## Task to carry out
Locate each line in the records containing "światem". Copy it.

(Dataset entries)
====

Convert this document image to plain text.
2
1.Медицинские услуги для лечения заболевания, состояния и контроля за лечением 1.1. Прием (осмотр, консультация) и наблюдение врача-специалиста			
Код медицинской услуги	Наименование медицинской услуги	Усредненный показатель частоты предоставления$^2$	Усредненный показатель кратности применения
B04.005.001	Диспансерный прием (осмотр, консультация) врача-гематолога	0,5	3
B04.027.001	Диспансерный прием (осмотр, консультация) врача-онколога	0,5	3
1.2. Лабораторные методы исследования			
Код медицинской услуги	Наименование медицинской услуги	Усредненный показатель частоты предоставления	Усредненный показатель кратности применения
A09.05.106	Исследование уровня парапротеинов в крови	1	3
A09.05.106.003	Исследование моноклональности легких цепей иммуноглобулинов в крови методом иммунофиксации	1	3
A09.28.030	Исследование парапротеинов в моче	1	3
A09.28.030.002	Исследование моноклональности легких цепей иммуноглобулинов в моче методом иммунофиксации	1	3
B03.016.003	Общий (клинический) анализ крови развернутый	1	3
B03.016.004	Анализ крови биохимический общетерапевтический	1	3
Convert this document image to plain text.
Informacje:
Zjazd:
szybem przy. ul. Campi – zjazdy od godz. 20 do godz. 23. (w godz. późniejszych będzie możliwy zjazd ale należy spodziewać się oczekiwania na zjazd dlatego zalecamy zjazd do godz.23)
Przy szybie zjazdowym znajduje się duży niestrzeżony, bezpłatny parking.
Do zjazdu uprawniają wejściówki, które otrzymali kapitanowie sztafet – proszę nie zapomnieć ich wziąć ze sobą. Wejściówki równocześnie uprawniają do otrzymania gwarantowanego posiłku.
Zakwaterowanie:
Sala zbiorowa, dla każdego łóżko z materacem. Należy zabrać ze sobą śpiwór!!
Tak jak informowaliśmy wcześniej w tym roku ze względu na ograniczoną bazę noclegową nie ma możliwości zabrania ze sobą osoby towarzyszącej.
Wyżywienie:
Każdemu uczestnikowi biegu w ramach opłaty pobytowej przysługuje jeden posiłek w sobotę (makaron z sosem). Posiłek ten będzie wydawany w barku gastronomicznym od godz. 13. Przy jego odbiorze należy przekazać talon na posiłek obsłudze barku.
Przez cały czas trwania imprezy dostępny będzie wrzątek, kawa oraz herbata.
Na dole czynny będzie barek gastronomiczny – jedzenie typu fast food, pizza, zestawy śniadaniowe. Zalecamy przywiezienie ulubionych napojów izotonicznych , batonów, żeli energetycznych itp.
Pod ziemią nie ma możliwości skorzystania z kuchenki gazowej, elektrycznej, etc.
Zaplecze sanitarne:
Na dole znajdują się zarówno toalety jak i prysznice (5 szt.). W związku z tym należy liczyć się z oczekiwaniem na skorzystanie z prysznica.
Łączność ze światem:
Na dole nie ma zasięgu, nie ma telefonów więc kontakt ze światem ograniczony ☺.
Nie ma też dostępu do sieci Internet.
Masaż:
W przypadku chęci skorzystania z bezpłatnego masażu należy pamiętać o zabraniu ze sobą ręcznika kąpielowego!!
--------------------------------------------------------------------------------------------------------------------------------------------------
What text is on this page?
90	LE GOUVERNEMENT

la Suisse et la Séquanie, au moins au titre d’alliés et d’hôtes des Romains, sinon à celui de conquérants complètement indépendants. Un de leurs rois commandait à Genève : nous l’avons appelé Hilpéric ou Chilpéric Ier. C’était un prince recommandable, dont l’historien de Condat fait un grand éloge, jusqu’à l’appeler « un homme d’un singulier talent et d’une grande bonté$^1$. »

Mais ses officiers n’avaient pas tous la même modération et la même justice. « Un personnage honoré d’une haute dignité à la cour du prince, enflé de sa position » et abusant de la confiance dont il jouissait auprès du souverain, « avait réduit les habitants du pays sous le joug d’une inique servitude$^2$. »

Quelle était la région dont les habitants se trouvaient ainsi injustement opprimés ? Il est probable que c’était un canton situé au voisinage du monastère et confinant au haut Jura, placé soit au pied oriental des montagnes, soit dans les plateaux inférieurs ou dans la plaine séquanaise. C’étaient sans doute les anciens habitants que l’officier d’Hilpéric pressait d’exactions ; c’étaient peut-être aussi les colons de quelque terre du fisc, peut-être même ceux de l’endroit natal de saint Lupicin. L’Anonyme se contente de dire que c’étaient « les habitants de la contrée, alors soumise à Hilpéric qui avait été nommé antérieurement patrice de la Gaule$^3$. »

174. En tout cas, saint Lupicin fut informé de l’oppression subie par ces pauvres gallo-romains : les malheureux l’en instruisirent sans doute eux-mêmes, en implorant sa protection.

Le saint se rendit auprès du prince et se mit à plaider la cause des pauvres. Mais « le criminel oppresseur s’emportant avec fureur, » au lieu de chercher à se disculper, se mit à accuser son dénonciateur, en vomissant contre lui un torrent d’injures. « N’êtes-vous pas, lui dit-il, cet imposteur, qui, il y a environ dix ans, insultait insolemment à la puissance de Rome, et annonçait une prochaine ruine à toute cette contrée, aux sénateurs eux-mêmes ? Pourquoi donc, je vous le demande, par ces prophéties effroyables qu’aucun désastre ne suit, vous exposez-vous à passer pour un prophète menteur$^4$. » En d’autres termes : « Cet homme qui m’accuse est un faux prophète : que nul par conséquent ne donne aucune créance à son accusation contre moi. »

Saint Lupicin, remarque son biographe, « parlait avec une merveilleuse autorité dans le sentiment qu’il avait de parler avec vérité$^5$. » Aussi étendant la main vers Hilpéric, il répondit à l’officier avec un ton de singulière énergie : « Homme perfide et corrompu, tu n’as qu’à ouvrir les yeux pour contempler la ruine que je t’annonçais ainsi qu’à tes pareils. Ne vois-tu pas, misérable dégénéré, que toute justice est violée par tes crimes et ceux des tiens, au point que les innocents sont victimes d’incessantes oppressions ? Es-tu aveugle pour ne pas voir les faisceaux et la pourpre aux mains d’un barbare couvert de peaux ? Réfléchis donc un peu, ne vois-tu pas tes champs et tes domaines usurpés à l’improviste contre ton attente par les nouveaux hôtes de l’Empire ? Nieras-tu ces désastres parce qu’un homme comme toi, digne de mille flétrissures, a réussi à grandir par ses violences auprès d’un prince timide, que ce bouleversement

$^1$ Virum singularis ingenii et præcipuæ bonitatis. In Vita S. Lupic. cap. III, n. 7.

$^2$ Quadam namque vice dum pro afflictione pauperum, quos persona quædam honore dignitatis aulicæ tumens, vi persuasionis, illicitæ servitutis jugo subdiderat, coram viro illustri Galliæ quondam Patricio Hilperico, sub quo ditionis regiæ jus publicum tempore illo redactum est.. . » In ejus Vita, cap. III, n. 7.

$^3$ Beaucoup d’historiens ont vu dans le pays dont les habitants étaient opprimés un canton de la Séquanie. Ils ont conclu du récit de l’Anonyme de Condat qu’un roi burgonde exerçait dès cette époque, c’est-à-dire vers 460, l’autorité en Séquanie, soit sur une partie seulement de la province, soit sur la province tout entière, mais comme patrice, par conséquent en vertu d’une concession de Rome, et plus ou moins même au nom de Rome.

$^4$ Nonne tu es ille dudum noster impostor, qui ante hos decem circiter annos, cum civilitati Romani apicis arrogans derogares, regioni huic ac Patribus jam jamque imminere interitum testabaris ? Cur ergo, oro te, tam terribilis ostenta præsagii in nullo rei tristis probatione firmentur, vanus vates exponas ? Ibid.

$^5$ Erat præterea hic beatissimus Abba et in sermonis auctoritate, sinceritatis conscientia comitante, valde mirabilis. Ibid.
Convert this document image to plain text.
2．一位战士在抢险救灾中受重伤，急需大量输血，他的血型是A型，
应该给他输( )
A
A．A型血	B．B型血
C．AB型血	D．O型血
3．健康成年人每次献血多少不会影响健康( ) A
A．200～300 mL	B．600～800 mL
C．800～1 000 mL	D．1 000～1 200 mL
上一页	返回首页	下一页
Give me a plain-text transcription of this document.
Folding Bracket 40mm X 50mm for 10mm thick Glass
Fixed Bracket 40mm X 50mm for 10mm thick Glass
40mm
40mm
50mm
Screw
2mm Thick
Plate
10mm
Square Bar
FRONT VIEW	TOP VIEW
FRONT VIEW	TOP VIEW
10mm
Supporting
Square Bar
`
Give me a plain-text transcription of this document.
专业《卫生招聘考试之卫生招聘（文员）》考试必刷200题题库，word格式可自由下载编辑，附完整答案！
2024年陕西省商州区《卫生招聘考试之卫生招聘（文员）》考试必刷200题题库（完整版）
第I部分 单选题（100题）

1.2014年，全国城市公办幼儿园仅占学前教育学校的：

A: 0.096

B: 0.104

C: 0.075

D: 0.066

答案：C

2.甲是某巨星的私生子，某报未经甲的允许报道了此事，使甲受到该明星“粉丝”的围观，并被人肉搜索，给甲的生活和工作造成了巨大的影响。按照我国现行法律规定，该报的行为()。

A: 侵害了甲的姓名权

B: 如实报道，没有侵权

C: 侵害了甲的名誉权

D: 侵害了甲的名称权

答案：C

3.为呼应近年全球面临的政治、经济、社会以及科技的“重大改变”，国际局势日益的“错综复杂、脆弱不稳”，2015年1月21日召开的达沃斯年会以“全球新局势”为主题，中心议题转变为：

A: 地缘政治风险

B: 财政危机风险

====

## Solution to the problem
Łączność ze światem:
Na dole nie ma zasięgu, nie ma telefonów więc kontakt ze światem ograniczony ☺.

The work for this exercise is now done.